─── Records shown ───

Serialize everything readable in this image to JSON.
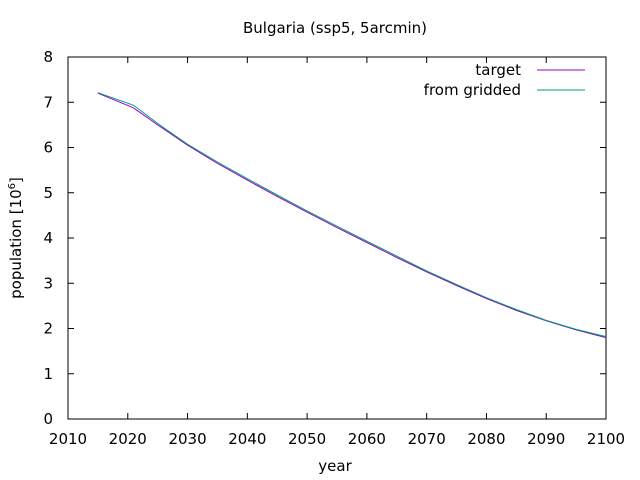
{
  "chart_data": {
    "type": "line",
    "title": "Bulgaria (ssp5, 5arcmin)",
    "xlabel": "year",
    "ylabel_text": "population [10",
    "ylabel_exponent": "6",
    "ylabel_close": "]",
    "xlim": [
      2010,
      2100
    ],
    "ylim": [
      0,
      8
    ],
    "xticks": [
      2010,
      2020,
      2030,
      2040,
      2050,
      2060,
      2070,
      2080,
      2090,
      2100
    ],
    "yticks": [
      0,
      1,
      2,
      3,
      4,
      5,
      6,
      7,
      8
    ],
    "grid": false,
    "legend_position": "top-right",
    "series": [
      {
        "name": "target",
        "color": "#9400d3",
        "x": [
          2015,
          2020,
          2021,
          2025,
          2030,
          2035,
          2040,
          2045,
          2050,
          2055,
          2060,
          2065,
          2070,
          2075,
          2080,
          2085,
          2090,
          2095,
          2100
        ],
        "y": [
          7.2,
          6.93,
          6.87,
          6.5,
          6.05,
          5.65,
          5.28,
          4.92,
          4.57,
          4.23,
          3.9,
          3.57,
          3.25,
          2.95,
          2.66,
          2.4,
          2.17,
          1.97,
          1.8
        ]
      },
      {
        "name": "from gridded",
        "color": "#009e73",
        "x": [
          2015,
          2020,
          2021,
          2025,
          2030,
          2035,
          2040,
          2045,
          2050,
          2055,
          2060,
          2065,
          2070,
          2075,
          2080,
          2085,
          2090,
          2095,
          2100
        ],
        "y": [
          7.21,
          6.98,
          6.93,
          6.53,
          6.07,
          5.68,
          5.31,
          4.95,
          4.6,
          4.26,
          3.93,
          3.6,
          3.27,
          2.97,
          2.68,
          2.42,
          2.18,
          1.98,
          1.82
        ]
      }
    ]
  }
}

───

• _Written problem_
Extract the entries in full, exactly as they are, minus the pictures.

• _Solution to the exercise_
Serialize everything readable in this image to JSON.
{
  "chart_data": {
    "type": "line",
    "title": "Bulgaria (ssp5, 5arcmin)",
    "xlabel": "year",
    "ylabel_text": "population [10",
    "ylabel_exponent": "6",
    "ylabel_close": "]",
    "xlim": [
      2010,
      2100
    ],
    "ylim": [
      0,
      8
    ],
    "xticks": [
      2010,
      2020,
      2030,
      2040,
      2050,
      2060,
      2070,
      2080,
      2090,
      2100
    ],
    "yticks": [
      0,
      1,
      2,
      3,
      4,
      5,
      6,
      7,
      8
    ],
    "grid": false,
    "legend_position": "top-right",
    "series": [
      {
        "name": "target",
        "color": "#9400d3",
        "x": [
          2015,
          2020,
          2021,
          2025,
          2030,
          2035,
          2040,
          2045,
          2050,
          2055,
          2060,
          2065,
          2070,
          2075,
          2080,
          2085,
          2090,
          2095,
          2100
        ],
        "y": [
          7.2,
          6.93,
          6.87,
          6.5,
          6.05,
          5.65,
          5.28,
          4.92,
          4.57,
          4.23,
          3.9,
          3.57,
          3.25,
          2.95,
          2.66,
          2.4,
          2.17,
          1.97,
          1.8
        ]
      },
      {
        "name": "from gridded",
        "color": "#009e73",
        "x": [
          2015,
          2020,
          2021,
          2025,
          2030,
          2035,
          2040,
          2045,
          2050,
          2055,
          2060,
          2065,
          2070,
          2075,
          2080,
          2085,
          2090,
          2095,
          2100
        ],
        "y": [
          7.21,
          6.98,
          6.93,
          6.53,
          6.07,
          5.68,
          5.31,
          4.95,
          4.6,
          4.26,
          3.93,
          3.6,
          3.27,
          2.97,
          2.68,
          2.42,
          2.18,
          1.98,
          1.82
        ]
      }
    ]
  }
}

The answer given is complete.